## [Records for this task]
==========
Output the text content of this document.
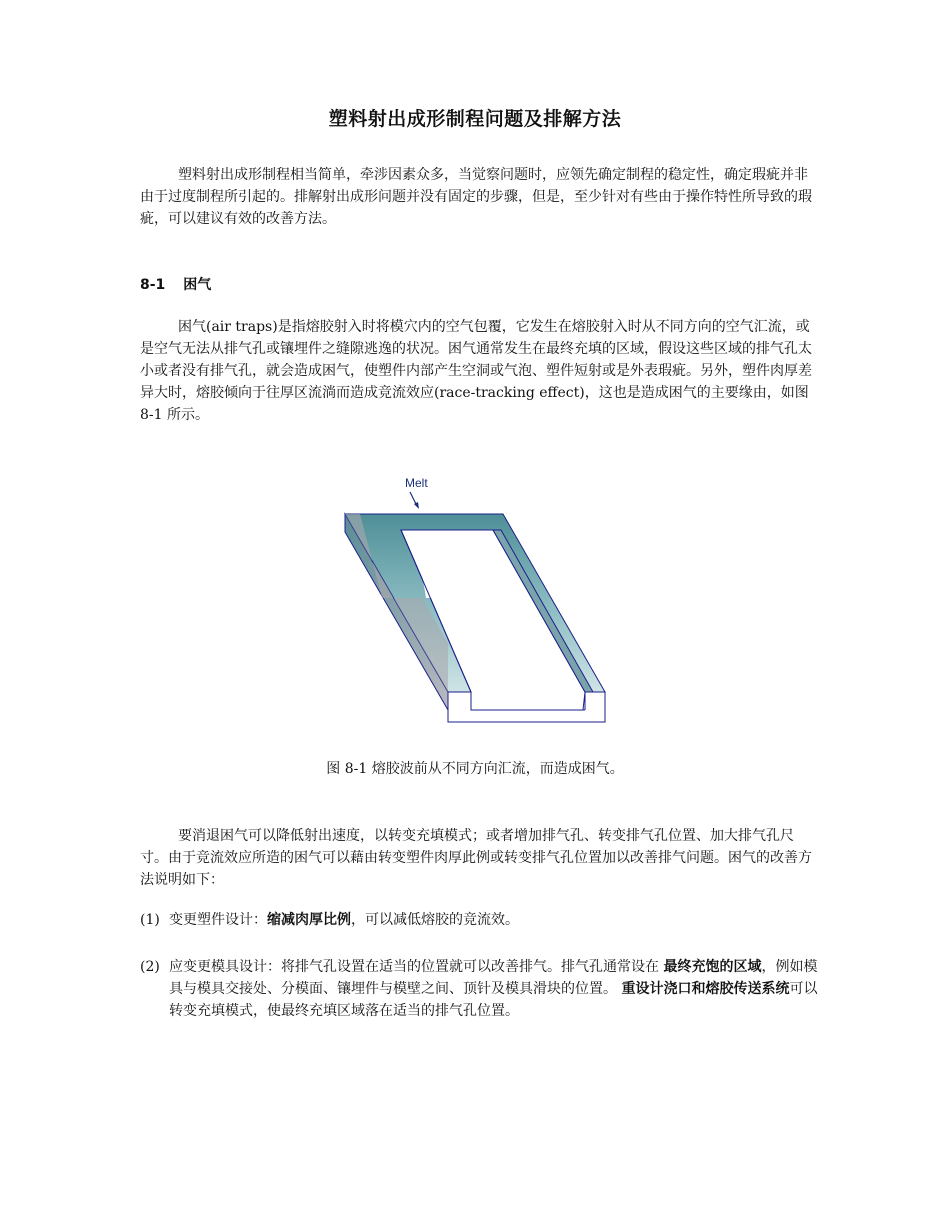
塑料射出成形制程问题及排解方法

塑料射出成形制程相当简单，牵涉因素众多，当觉察问题时，应领先确定制程的稳定性，确定瑕疵并非由于过度制程所引起的。排解射出成形问题并没有固定的步骤，但是，至少针对有些由于操作特性所导致的瑕疵，可以建议有效的改善方法。

8-1 困气

困气(air traps)是指熔胶射入时将模穴内的空气包覆，它发生在熔胶射入时从不同方向的空气汇流，或是空气无法从排气孔或镶埋件之缝隙逃逸的状况。困气通常发生在最终充填的区域，假设这些区域的排气孔太小或者没有排气孔，就会造成困气，使塑件内部产生空洞或气泡、塑件短射或是外表瑕疵。另外，塑件肉厚差异大时，熔胶倾向于往厚区流淌而造成竞流效应(race-tracking effect)，这也是造成困气的主要缘由，如图 8-1 所示。

Melt
图 8-1 熔胶波前从不同方向汇流，而造成困气。

要消退困气可以降低射出速度，以转变充填模式；或者增加排气孔、转变排气孔位置、加大排气孔尺寸。由于竞流效应所造的困气可以藉由转变塑件肉厚此例或转变排气孔位置加以改善排气问题。困气的改善方法说明如下：

(1) 变更塑件设计：缩减肉厚比例，可以减低熔胶的竞流效。
(2) 应变更模具设计：将排气孔设置在适当的位置就可以改善排气。排气孔通常设在 最终充饱的区域，例如模具与模具交接处、分模面、镶埋件与模壁之间、顶针及模具滑块的位置。 重设计浇口和熔胶传送系统可以转变充填模式，使最终充填区域落在适当的排气孔位置。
==========
Your copy should match the records word for word, with the pictures removed.

Output the text content of this document.
塑料射出成形制程问题及排解方法

塑料射出成形制程相当简单，牵涉因素众多，当觉察问题时，应领先确定制程的稳定性，确定瑕疵并非由于过度制程所引起的。排解射出成形问题并没有固定的步骤，但是，至少针对有些由于操作特性所导致的瑕疵，可以建议有效的改善方法。

8-1 困气

困气(air traps)是指熔胶射入时将模穴内的空气包覆，它发生在熔胶射入时从不同方向的空气汇流，或是空气无法从排气孔或镶埋件之缝隙逃逸的状况。困气通常发生在最终充填的区域，假设这些区域的排气孔太小或者没有排气孔，就会造成困气，使塑件内部产生空洞或气泡、塑件短射或是外表瑕疵。另外，塑件肉厚差异大时，熔胶倾向于往厚区流淌而造成竞流效应(race-tracking effect)，这也是造成困气的主要缘由，如图 8-1 所示。

Melt
图 8-1 熔胶波前从不同方向汇流，而造成困气。

要消退困气可以降低射出速度，以转变充填模式；或者增加排气孔、转变排气孔位置、加大排气孔尺寸。由于竞流效应所造的困气可以藉由转变塑件肉厚此例或转变排气孔位置加以改善排气问题。困气的改善方法说明如下：

(1) 变更塑件设计：缩减肉厚比例，可以减低熔胶的竞流效。
(2) 应变更模具设计：将排气孔设置在适当的位置就可以改善排气。排气孔通常设在 最终充饱的区域，例如模具与模具交接处、分模面、镶埋件与模壁之间、顶针及模具滑块的位置。 重设计浇口和熔胶传送系统可以转变充填模式，使最终充填区域落在适当的排气孔位置。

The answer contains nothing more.